**Your task**
Read through the entries below and return each line with the word "CLASSIFICATI".

**Working data**
+ + + + +
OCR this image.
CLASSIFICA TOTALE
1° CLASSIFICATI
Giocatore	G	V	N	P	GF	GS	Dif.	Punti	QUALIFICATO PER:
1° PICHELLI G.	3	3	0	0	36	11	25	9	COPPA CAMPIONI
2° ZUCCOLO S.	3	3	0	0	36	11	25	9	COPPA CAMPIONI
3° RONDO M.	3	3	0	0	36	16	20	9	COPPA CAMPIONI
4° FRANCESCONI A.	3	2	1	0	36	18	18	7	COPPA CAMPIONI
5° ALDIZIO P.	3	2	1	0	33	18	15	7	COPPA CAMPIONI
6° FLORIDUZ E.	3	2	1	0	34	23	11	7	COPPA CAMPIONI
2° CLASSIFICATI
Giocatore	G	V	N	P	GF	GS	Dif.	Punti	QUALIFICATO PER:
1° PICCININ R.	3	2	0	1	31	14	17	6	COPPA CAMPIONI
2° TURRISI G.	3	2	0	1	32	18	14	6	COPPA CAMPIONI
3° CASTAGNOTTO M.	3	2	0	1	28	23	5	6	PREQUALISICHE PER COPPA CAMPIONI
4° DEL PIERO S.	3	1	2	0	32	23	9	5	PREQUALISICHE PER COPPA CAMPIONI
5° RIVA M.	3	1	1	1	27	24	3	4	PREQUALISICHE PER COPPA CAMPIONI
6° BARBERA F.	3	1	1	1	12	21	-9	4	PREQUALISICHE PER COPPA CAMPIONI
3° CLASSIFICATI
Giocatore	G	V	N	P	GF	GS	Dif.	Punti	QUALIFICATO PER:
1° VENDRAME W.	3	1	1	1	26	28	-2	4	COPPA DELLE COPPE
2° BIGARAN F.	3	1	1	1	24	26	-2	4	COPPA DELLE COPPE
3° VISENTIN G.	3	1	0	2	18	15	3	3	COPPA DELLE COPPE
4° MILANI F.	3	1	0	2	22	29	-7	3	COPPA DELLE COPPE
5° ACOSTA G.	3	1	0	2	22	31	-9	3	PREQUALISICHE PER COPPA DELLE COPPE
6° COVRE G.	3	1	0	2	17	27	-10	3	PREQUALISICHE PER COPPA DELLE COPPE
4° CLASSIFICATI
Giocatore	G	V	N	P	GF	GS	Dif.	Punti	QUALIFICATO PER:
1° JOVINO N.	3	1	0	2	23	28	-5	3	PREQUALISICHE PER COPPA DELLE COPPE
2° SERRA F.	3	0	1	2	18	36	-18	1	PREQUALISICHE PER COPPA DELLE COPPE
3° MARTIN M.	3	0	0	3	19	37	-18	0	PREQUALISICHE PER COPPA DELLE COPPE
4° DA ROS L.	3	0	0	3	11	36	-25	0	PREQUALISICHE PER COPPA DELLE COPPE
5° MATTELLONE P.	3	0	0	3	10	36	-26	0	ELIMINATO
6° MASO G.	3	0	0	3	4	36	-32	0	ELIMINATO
+ + + + +
**Correct answer**
1° CLASSIFICATI
2° CLASSIFICATI
3° CLASSIFICATI
4° CLASSIFICATI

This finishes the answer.